-------- Records for this task

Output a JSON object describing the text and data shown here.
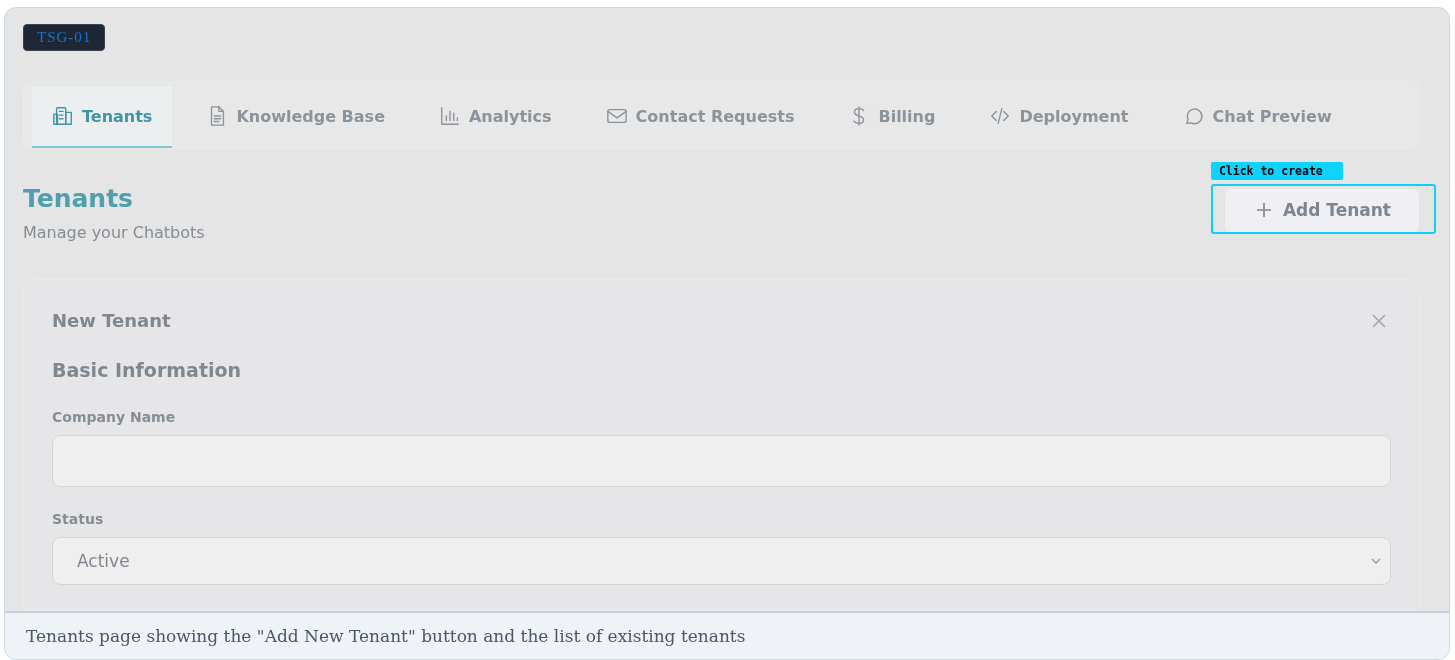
{
  "badge": "TSG-01",
  "tabs": [
    {
      "label": "Tenants",
      "selected": true
    },
    {
      "label": "Knowledge Base",
      "selected": false
    },
    {
      "label": "Analytics",
      "selected": false
    },
    {
      "label": "Contact Requests",
      "selected": false
    },
    {
      "label": "Billing",
      "selected": false
    },
    {
      "label": "Deployment",
      "selected": false
    },
    {
      "label": "Chat Preview",
      "selected": false
    }
  ],
  "header": {
    "title": "Tenants",
    "subtitle": "Manage your Chatbots"
  },
  "add_button": {
    "label": "Add Tenant",
    "callout": "Click to create"
  },
  "form": {
    "title": "New Tenant",
    "section": "Basic Information",
    "fields": [
      {
        "kind": "text",
        "label": "Company Name"
      },
      {
        "kind": "select",
        "label": "Status",
        "value": "Active"
      }
    ]
  },
  "caption": "Tenants page showing the \"Add New Tenant\" button and the list of existing tenants"
}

----------------

Write out the listing word for word, omitting the pictures it holds.

Output a JSON object describing the text and data shown here.
{
  "badge": "TSG-01",
  "tabs": [
    {
      "label": "Tenants",
      "selected": true
    },
    {
      "label": "Knowledge Base",
      "selected": false
    },
    {
      "label": "Analytics",
      "selected": false
    },
    {
      "label": "Contact Requests",
      "selected": false
    },
    {
      "label": "Billing",
      "selected": false
    },
    {
      "label": "Deployment",
      "selected": false
    },
    {
      "label": "Chat Preview",
      "selected": false
    }
  ],
  "header": {
    "title": "Tenants",
    "subtitle": "Manage your Chatbots"
  },
  "add_button": {
    "label": "Add Tenant",
    "callout": "Click to create"
  },
  "form": {
    "title": "New Tenant",
    "section": "Basic Information",
    "fields": [
      {
        "kind": "text",
        "label": "Company Name"
      },
      {
        "kind": "select",
        "label": "Status",
        "value": "Active"
      }
    ]
  },
  "caption": "Tenants page showing the \"Add New Tenant\" button and the list of existing tenants"
}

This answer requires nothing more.